* BEGIN *

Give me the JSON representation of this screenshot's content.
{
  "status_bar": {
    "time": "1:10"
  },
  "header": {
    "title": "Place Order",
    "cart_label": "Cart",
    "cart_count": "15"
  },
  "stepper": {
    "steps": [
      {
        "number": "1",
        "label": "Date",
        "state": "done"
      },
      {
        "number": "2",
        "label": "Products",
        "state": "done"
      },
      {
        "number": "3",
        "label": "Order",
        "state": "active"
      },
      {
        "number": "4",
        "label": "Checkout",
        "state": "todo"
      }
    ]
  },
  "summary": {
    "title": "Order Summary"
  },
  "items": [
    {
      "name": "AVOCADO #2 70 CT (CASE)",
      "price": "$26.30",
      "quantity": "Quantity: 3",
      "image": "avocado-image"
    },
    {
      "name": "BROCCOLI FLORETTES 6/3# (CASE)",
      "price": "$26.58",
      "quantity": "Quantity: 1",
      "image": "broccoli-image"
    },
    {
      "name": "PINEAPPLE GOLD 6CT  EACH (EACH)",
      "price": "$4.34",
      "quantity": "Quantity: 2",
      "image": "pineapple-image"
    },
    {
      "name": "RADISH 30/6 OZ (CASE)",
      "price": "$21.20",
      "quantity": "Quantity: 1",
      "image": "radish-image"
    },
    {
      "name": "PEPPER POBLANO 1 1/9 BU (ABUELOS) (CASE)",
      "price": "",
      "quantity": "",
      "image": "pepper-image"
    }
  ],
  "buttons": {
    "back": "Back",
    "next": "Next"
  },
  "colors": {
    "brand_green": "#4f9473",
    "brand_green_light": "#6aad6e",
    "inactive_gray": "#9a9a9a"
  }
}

* END *
* BEGIN *

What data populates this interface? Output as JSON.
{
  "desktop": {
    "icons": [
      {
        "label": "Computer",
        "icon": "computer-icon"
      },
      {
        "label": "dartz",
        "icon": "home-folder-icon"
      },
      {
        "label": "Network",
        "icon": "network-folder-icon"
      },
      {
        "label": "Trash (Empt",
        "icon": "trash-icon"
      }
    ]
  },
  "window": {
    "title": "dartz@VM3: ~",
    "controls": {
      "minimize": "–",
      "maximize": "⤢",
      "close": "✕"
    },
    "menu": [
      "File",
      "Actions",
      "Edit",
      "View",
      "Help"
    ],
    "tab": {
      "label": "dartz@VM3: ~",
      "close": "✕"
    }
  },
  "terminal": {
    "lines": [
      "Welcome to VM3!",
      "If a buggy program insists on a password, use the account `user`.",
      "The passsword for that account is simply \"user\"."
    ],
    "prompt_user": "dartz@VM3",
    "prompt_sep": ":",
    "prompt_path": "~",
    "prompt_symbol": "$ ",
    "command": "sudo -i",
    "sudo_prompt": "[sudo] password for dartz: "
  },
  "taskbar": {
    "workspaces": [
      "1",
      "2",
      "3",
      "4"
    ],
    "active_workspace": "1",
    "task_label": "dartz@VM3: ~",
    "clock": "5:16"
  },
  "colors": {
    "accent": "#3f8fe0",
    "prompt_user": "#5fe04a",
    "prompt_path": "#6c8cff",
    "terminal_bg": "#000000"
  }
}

* END *

→ Exercise description:
Copy every line of the listing that contains the word "state".

→ The response:
        "state": "done"
        "state": "done"
        "state": "active"
        "state": "todo"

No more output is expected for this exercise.